GOAL OF THE EXERCISE
From the entries below, list each line with "time".

SUPPLIED ENTRIES
————

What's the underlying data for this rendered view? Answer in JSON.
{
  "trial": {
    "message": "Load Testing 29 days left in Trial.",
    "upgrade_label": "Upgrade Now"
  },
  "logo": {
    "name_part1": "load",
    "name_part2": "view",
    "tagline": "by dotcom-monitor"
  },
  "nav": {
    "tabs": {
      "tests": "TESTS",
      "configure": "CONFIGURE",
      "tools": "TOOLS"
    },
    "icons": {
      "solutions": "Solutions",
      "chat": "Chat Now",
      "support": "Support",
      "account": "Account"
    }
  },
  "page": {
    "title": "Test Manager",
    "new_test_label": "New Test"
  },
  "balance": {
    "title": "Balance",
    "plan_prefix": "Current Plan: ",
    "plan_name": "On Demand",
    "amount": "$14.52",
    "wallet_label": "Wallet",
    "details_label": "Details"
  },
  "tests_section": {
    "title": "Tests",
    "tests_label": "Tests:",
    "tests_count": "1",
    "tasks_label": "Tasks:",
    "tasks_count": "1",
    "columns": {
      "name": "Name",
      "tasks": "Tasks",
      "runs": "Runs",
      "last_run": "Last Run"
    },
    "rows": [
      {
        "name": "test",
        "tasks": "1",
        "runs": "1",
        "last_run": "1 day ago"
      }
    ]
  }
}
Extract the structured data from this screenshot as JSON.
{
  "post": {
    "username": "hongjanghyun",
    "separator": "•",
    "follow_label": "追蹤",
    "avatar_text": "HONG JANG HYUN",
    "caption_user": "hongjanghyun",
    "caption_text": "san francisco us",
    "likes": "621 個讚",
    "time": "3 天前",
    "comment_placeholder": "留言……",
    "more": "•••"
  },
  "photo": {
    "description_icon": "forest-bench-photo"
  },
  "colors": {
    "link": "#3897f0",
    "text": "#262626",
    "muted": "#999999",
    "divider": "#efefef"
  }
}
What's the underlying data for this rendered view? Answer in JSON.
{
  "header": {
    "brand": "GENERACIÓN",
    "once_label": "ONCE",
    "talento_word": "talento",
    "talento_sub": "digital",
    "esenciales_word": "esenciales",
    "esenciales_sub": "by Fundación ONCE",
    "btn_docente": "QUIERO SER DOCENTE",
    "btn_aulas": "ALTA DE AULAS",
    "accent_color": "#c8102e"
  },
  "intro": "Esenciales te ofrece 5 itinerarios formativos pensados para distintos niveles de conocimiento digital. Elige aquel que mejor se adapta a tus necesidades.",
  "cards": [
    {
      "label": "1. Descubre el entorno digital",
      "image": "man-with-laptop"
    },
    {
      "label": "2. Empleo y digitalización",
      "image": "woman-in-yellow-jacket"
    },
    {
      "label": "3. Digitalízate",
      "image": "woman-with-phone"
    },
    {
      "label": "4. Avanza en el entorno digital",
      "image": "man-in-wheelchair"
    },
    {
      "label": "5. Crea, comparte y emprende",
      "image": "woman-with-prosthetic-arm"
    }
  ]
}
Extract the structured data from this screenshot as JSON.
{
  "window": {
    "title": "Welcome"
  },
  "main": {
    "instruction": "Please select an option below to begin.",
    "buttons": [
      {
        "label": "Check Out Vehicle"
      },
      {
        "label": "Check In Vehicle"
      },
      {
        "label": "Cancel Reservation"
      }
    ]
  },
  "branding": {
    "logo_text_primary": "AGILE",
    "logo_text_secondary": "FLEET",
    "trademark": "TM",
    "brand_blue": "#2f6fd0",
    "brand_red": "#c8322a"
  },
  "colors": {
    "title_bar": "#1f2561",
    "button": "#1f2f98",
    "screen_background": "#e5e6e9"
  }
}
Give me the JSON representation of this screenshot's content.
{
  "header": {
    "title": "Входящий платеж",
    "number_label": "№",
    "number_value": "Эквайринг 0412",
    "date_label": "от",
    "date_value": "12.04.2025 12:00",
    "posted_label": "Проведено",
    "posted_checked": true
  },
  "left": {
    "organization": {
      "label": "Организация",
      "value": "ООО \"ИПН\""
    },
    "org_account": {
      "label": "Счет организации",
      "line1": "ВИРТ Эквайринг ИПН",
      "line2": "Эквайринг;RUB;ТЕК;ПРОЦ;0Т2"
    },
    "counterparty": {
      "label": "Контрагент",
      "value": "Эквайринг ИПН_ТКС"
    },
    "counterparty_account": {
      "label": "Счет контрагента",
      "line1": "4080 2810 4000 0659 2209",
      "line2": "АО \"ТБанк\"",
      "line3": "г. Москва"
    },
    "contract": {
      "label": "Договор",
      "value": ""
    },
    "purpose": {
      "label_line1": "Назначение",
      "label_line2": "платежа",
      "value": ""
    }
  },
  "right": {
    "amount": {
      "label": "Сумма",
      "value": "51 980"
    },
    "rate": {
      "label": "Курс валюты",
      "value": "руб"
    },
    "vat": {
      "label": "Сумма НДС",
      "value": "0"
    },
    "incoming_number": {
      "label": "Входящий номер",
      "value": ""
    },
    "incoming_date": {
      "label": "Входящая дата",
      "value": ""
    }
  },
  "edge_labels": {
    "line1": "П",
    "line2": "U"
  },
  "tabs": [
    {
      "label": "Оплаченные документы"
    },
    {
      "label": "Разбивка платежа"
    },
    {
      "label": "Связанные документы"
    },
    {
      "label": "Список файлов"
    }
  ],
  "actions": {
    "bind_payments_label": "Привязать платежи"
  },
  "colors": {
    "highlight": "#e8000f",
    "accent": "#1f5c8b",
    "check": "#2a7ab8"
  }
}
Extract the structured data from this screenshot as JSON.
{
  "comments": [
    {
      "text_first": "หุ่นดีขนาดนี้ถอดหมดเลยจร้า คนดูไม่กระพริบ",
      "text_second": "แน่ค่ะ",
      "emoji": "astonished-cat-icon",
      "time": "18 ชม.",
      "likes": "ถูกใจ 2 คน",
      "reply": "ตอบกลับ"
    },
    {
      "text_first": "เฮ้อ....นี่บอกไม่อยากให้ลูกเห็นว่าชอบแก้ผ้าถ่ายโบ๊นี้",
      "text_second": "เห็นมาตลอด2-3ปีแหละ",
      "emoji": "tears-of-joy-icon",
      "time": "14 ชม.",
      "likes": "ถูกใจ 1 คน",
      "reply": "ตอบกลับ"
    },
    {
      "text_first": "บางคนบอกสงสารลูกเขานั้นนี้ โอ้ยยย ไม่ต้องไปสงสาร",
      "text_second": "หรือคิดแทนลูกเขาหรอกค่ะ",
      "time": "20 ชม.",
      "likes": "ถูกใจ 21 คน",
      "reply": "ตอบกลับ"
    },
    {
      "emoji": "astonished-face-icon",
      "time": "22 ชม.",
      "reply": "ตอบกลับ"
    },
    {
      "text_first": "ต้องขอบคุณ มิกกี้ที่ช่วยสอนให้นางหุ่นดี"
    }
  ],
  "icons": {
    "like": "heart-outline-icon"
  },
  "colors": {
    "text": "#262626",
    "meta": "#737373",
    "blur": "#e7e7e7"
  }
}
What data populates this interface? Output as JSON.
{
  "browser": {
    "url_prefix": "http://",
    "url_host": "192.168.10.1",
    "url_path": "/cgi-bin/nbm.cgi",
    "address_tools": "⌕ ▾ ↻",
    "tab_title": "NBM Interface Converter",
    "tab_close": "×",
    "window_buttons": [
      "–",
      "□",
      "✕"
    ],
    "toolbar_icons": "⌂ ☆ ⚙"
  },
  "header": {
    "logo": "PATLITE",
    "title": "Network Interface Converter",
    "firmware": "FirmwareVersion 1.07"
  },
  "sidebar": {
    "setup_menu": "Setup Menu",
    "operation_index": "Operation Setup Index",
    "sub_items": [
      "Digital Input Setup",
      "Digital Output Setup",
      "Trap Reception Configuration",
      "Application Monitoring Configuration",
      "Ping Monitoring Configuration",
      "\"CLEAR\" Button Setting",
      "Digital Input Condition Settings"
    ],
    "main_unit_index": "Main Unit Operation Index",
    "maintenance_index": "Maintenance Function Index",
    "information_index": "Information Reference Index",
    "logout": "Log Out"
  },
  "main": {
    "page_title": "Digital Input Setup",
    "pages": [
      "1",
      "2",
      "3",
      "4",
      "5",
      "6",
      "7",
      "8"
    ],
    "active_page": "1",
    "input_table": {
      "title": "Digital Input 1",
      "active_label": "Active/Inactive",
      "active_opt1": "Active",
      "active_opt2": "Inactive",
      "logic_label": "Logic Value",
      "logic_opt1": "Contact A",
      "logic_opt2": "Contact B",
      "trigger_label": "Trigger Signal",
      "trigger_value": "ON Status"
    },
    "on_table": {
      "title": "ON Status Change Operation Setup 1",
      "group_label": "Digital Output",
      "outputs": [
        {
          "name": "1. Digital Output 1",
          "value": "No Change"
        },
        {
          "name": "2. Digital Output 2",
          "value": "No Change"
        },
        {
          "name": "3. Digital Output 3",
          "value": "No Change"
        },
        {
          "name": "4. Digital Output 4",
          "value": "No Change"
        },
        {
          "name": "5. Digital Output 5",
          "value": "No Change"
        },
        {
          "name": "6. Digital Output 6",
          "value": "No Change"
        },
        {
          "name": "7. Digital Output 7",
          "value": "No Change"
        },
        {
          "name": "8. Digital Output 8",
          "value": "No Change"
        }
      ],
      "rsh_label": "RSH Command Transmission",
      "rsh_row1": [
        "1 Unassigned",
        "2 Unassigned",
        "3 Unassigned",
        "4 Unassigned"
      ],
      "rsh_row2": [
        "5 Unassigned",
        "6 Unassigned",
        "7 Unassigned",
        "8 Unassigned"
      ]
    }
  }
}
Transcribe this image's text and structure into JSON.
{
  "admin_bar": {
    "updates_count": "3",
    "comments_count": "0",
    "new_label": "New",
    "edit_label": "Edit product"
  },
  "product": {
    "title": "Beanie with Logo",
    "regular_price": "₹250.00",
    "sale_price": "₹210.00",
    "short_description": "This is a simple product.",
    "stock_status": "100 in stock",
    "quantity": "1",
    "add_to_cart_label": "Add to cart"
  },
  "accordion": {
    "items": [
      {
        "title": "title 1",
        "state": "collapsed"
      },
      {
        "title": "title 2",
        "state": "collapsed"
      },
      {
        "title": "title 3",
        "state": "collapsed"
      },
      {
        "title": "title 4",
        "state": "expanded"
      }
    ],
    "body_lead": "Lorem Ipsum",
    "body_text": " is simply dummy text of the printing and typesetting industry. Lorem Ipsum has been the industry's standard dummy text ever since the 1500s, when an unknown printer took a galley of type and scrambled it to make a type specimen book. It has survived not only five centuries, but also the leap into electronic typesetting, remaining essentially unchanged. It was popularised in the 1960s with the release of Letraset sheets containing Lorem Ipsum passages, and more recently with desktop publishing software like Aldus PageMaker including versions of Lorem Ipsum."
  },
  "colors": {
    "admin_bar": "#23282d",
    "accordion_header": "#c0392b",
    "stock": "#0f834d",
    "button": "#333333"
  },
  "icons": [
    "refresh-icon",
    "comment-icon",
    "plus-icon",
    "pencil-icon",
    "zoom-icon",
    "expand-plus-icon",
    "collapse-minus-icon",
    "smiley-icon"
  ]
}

————

ANSWER TO THE TASK
    "time": "3 天前",
      "time": "18 ชม.",
      "time": "14 ชม.",
      "time": "20 ชม.",
      "time": "22 ชม.",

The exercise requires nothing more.